- **SELECTED TEXT**:
Data in the rest of Government: a fertile breeding ground for fraud and misery

We have now published our submission on Part 5 of the Digital Economy Bill to the Committee scrutinising the Bill.

The Digital Economy Bill (Part 5) promotes a fertile breeding ground for fraud and misery: excessive data sharing, but only in secret.

The protections on sharing data to academic researchers are strict – people who work to increase human knowledge have to jump through a range of hoops to get funded, with critique and transparency; and then even more hoops to get data, again with critique and transparence; and even then, the the Digital Economy Bill does not apply that process to health data for research until we see the outcome to the Caldicott process.

Yet, the Digital Economy Bill contains no prohibition on civil servants secretly sharing any data, including medical records. This includes secret sharing by Government Departments to inform operational decisions. There are no meaningful restrictions on copying of any data held by any public body. From anywhere, to anywhere except independent experts.

“If you give me six lines written by the hand of the most honest of men,
I will find something in them which will hang him.” – Cardinal Richelieu

In recent weeks, it has emerged that a citizen was stripped of housing benefits because data showed they were cohabiting with “Joseph Rowntree”, the 19th Century philanthropist whose modern legacy includes a Housing Trust which bears his name, and which was that woman’s social landlord. The DWP contractors used just enough data to create “evidence” that reinforced their prejudice, but not enough to realise their “evidence” was lunacy. This Bill makes those events more common, more harmful, and more opaque.

The Cabinet Office believe that they should be trusted with everything, and independent academics can be trusted with almost nothing. Neither of those are likely to be right.

That is learning the wrong lesson from care.data. Academic use of data to improve the public knowledge was not what people objected to. It was the secrecy and other purposes.

- **EXERCISE BRIEF**:
Retype the portion of the Digital Economy Bill post between "The Cabinet Office" and "to be right.", inclusive.

- **DATA**:
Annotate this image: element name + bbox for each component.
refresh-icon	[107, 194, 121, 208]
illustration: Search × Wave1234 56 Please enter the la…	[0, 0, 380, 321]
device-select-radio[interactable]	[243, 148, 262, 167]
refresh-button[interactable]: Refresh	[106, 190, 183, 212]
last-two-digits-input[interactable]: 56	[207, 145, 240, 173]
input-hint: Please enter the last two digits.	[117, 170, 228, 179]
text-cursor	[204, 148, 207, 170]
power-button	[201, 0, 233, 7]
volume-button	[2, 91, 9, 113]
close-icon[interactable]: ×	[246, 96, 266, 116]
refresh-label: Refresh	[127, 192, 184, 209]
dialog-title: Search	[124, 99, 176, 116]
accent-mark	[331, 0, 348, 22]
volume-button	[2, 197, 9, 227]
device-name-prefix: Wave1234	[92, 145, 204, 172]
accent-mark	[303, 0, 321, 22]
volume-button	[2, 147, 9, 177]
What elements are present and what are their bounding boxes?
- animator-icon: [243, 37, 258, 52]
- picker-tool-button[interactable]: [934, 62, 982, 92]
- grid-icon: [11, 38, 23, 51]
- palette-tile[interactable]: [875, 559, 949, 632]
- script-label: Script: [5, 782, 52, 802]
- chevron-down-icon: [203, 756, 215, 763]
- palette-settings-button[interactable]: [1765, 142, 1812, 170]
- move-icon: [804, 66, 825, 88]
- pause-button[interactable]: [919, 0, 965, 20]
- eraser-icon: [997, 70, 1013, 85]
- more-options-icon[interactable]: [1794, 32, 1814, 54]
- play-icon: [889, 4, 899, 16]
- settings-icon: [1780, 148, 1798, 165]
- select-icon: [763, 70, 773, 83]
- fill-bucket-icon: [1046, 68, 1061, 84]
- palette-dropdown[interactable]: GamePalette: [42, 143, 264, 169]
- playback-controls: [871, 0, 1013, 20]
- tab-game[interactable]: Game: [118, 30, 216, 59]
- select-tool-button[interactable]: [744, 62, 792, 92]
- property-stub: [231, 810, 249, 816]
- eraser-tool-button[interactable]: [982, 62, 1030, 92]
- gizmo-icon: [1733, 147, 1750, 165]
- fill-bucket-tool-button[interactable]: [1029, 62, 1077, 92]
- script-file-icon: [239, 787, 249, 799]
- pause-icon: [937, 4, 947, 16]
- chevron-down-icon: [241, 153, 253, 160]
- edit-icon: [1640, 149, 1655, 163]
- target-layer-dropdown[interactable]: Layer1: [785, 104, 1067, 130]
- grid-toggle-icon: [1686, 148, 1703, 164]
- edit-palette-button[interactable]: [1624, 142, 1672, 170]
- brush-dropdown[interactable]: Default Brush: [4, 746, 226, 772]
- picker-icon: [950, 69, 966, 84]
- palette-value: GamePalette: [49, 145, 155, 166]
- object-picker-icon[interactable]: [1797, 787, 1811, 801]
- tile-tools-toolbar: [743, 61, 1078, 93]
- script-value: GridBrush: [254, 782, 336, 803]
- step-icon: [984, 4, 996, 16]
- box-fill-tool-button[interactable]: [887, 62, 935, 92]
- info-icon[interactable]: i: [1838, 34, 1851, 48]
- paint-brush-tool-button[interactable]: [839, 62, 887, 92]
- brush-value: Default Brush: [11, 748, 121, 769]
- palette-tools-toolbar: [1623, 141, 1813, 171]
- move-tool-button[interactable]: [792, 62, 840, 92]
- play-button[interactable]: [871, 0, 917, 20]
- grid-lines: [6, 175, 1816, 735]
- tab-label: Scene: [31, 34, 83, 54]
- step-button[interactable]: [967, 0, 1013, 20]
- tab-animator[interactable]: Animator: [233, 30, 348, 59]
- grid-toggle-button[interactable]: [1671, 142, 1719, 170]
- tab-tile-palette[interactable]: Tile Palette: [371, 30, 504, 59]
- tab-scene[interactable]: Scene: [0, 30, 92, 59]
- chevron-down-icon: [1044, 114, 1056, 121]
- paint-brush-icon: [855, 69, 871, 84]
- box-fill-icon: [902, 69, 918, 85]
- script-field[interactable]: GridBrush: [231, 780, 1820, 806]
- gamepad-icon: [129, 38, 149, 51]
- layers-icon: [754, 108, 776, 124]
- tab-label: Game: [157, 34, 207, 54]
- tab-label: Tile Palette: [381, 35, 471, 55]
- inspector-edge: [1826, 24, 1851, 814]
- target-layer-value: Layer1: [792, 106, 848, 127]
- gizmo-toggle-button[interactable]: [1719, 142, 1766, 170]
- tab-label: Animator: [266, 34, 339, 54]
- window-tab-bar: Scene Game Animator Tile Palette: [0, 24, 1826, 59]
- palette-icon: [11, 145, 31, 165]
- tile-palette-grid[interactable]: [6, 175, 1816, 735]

- **RESULT FOR THIS EXERCISE**:
The Cabinet Office believe that they should be trusted with everything, and independent academics can be trusted with almost nothing. Neither of those are likely to be right.